- _Your goal_: Copy every line that mentions the word "Sdiear".
* Begin The input *
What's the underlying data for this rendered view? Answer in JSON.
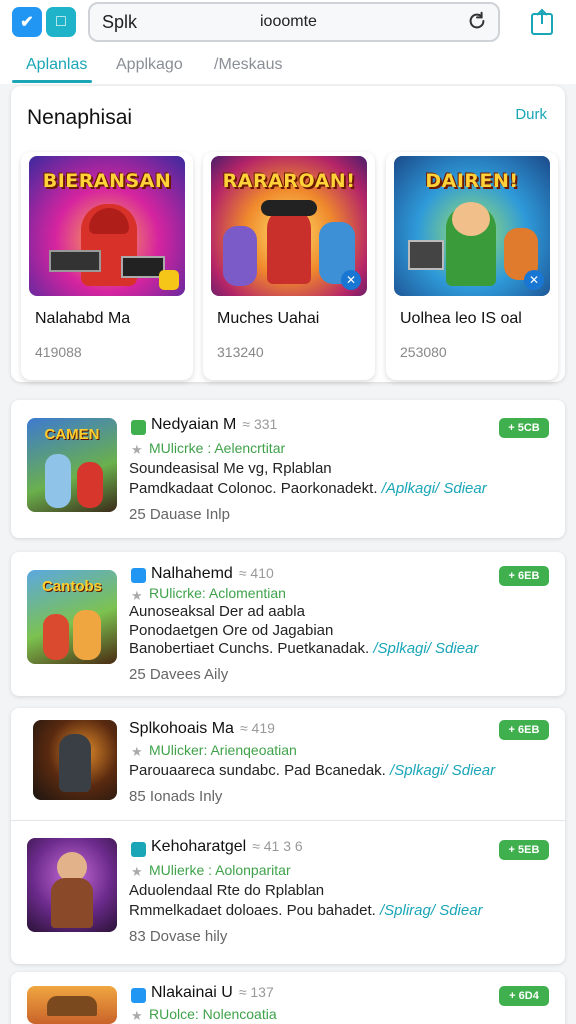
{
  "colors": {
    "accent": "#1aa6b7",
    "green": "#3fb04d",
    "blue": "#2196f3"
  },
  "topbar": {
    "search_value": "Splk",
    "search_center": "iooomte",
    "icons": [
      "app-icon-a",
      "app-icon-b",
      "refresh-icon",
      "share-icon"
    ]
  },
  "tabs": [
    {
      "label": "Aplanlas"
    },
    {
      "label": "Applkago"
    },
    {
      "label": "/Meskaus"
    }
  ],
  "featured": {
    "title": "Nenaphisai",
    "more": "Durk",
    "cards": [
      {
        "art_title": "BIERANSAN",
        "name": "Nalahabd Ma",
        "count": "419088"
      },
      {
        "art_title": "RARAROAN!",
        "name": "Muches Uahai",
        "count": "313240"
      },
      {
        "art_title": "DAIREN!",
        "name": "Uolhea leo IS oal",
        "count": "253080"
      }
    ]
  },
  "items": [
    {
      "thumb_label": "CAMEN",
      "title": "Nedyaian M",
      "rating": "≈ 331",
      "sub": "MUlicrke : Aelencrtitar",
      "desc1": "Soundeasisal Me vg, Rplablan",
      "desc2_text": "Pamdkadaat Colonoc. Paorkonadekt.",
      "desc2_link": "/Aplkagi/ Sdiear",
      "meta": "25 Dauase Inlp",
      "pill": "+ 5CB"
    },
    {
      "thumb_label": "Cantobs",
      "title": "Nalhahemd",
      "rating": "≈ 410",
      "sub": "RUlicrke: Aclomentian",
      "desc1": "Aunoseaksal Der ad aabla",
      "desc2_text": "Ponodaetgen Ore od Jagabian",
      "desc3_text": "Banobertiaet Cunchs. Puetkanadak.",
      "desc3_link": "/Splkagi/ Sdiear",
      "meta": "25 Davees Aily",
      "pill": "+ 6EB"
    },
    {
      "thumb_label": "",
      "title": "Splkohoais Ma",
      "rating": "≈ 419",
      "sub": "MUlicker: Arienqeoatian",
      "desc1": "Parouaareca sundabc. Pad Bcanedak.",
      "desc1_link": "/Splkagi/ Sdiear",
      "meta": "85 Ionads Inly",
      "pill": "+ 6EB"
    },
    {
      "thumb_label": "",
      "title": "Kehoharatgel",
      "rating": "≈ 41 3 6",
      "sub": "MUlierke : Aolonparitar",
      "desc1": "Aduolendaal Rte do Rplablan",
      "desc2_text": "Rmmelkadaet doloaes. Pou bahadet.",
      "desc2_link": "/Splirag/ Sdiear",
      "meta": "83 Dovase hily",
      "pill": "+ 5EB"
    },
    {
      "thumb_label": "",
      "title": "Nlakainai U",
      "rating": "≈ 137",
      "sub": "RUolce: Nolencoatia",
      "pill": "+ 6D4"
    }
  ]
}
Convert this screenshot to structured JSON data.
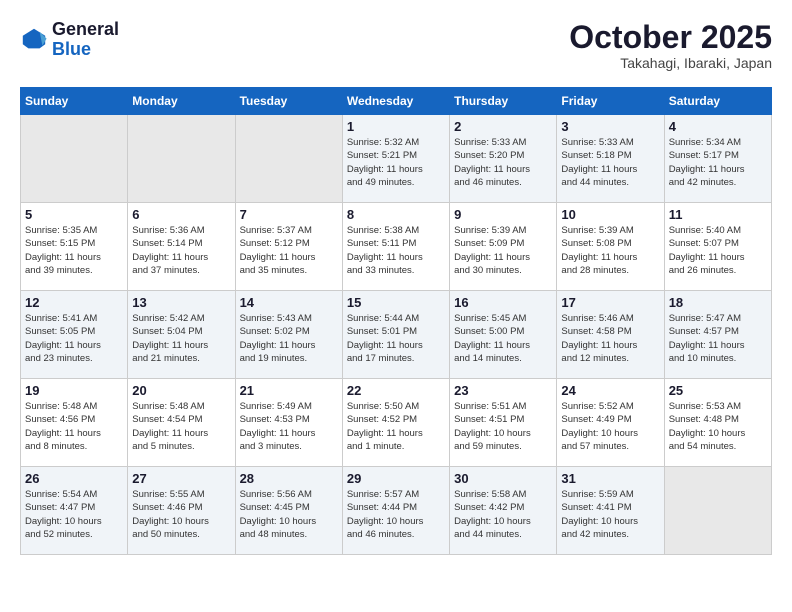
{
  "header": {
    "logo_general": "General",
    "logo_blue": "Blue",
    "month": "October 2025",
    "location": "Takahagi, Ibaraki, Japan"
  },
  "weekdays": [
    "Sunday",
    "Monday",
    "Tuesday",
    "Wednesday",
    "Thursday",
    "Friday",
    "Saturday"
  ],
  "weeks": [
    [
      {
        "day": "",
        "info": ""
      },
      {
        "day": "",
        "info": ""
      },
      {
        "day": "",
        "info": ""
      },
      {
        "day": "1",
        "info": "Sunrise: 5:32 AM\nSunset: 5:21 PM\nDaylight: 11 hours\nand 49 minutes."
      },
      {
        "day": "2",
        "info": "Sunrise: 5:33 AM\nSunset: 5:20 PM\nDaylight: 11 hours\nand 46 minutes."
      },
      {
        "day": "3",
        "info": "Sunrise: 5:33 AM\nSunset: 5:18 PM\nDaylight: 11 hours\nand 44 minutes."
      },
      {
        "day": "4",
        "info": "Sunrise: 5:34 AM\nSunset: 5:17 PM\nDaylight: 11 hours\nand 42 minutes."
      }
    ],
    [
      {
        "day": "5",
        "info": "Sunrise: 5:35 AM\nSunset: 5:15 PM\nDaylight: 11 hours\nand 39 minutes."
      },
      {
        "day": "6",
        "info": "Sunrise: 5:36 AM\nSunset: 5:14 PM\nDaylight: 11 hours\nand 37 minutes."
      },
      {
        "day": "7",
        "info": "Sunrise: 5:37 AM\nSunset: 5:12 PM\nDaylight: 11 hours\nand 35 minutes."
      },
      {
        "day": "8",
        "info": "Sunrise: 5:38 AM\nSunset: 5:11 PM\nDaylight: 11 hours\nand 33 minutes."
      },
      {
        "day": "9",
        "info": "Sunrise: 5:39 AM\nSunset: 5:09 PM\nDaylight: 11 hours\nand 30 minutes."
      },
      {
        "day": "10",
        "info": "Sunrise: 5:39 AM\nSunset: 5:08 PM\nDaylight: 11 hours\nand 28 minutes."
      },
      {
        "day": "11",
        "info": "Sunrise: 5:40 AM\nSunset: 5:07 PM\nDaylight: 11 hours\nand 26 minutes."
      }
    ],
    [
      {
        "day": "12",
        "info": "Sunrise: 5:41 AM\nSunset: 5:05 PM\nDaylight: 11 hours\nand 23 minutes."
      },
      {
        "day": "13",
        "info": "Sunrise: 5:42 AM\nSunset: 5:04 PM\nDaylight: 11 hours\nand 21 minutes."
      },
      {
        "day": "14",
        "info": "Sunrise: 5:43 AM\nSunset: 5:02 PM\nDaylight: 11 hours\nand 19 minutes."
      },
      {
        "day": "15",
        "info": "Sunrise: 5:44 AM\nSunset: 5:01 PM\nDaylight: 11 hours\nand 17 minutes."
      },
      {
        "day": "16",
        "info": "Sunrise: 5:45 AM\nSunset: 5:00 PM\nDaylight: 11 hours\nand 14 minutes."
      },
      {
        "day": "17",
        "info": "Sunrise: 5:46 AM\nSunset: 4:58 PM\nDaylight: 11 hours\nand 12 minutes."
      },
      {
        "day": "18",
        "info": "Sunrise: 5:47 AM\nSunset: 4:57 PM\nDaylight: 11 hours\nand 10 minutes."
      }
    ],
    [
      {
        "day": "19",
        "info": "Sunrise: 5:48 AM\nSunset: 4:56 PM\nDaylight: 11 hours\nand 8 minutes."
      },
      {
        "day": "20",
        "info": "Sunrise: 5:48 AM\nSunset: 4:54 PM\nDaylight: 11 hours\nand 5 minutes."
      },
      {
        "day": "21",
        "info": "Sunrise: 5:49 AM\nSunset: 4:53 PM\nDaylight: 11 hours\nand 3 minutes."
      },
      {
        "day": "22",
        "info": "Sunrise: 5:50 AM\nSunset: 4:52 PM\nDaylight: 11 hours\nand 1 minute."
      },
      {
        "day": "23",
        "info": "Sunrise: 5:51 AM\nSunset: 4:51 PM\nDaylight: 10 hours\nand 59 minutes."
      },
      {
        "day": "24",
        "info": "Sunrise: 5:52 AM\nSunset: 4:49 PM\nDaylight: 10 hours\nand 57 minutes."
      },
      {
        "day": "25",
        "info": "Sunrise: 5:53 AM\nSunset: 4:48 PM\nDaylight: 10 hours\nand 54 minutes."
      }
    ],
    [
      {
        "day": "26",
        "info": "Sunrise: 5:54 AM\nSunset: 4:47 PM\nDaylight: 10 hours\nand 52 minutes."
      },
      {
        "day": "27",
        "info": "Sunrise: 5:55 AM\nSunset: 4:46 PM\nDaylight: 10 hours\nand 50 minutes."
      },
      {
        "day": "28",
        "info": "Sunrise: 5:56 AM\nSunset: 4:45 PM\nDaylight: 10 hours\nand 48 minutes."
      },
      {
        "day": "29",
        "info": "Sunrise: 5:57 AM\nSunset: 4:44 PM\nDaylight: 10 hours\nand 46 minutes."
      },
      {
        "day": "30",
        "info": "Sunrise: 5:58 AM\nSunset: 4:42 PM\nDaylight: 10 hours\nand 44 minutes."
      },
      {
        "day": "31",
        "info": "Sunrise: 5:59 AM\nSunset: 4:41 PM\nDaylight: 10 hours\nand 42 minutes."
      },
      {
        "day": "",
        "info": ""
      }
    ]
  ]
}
* End The input *
- _Exercise response_:
      "desc2_link": "/Aplkagi/ Sdiear",
      "desc3_link": "/Splkagi/ Sdiear",
      "desc1_link": "/Splkagi/ Sdiear",
      "desc2_link": "/Splirag/ Sdiear",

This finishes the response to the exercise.